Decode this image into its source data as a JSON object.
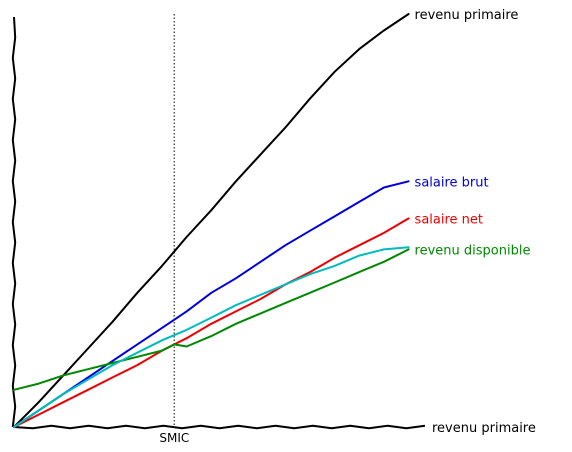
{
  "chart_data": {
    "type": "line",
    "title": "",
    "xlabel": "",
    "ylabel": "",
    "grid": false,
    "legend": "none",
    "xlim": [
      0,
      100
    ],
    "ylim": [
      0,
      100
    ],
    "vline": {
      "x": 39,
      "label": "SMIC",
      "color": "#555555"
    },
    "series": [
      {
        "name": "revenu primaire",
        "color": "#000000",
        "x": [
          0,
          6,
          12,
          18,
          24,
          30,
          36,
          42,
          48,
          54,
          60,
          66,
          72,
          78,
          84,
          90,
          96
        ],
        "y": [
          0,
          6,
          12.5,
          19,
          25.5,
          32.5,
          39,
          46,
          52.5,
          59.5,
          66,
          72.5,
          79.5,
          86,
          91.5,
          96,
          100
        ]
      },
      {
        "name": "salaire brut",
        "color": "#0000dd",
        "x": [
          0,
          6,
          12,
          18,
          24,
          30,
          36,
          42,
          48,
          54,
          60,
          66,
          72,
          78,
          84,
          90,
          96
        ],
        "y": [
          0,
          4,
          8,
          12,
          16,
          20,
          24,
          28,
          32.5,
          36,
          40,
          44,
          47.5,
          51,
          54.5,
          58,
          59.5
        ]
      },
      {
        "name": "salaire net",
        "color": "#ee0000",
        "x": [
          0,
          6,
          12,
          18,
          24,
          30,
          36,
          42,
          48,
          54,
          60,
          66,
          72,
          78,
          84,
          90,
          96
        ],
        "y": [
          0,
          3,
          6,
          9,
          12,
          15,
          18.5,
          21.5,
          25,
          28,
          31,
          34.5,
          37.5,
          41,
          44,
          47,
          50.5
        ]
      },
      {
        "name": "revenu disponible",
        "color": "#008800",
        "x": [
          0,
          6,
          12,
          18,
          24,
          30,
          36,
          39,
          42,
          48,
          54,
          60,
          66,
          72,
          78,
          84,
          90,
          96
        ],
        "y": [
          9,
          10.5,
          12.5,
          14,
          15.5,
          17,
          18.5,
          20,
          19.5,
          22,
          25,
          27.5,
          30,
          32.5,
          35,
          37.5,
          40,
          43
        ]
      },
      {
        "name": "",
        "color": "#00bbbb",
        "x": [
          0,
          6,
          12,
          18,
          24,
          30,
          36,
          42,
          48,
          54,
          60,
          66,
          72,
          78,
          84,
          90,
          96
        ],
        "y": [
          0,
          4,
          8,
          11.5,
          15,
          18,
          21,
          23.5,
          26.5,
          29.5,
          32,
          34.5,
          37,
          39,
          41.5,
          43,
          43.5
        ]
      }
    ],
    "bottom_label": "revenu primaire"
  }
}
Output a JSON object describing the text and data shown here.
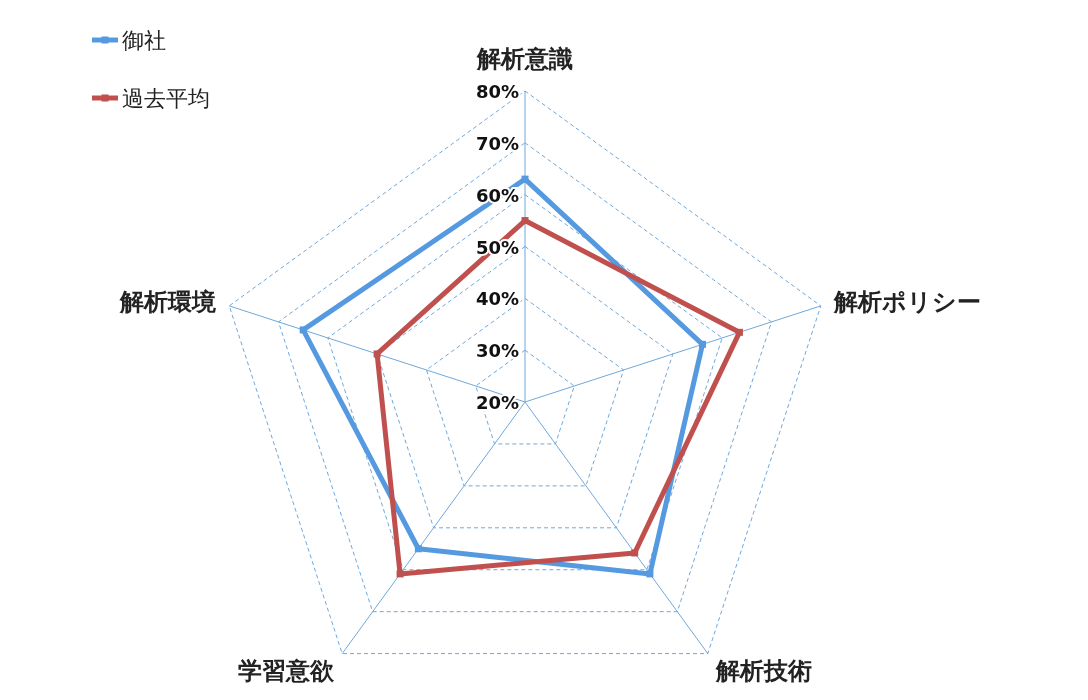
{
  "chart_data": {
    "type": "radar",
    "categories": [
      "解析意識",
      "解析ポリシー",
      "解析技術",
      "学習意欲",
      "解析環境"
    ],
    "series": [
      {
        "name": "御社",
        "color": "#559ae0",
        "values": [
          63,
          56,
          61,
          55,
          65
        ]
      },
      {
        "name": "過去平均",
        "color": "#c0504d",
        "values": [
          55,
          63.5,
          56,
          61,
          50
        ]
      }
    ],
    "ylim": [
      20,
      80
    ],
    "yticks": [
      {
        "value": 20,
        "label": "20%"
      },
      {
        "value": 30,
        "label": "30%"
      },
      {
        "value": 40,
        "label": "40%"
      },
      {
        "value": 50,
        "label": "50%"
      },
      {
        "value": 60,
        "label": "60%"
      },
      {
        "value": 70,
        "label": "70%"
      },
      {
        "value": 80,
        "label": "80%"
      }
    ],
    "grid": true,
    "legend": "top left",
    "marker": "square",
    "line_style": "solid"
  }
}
○ ○ ○ ○ ○ ○ ○
(Set problem): Nothing but the lines from the line containing "Output a JSON" through the last line of the material may be output, and they must be copied exactly, without pictures.

(Output for this task):
Output a JSON object describing the text and data shown here.
{
  "chart_data": {
    "type": "radar",
    "categories": [
      "解析意識",
      "解析ポリシー",
      "解析技術",
      "学習意欲",
      "解析環境"
    ],
    "series": [
      {
        "name": "御社",
        "color": "#559ae0",
        "values": [
          63,
          56,
          61,
          55,
          65
        ]
      },
      {
        "name": "過去平均",
        "color": "#c0504d",
        "values": [
          55,
          63.5,
          56,
          61,
          50
        ]
      }
    ],
    "ylim": [
      20,
      80
    ],
    "yticks": [
      {
        "value": 20,
        "label": "20%"
      },
      {
        "value": 30,
        "label": "30%"
      },
      {
        "value": 40,
        "label": "40%"
      },
      {
        "value": 50,
        "label": "50%"
      },
      {
        "value": 60,
        "label": "60%"
      },
      {
        "value": 70,
        "label": "70%"
      },
      {
        "value": 80,
        "label": "80%"
      }
    ],
    "grid": true,
    "legend": "top left",
    "marker": "square",
    "line_style": "solid"
  }
}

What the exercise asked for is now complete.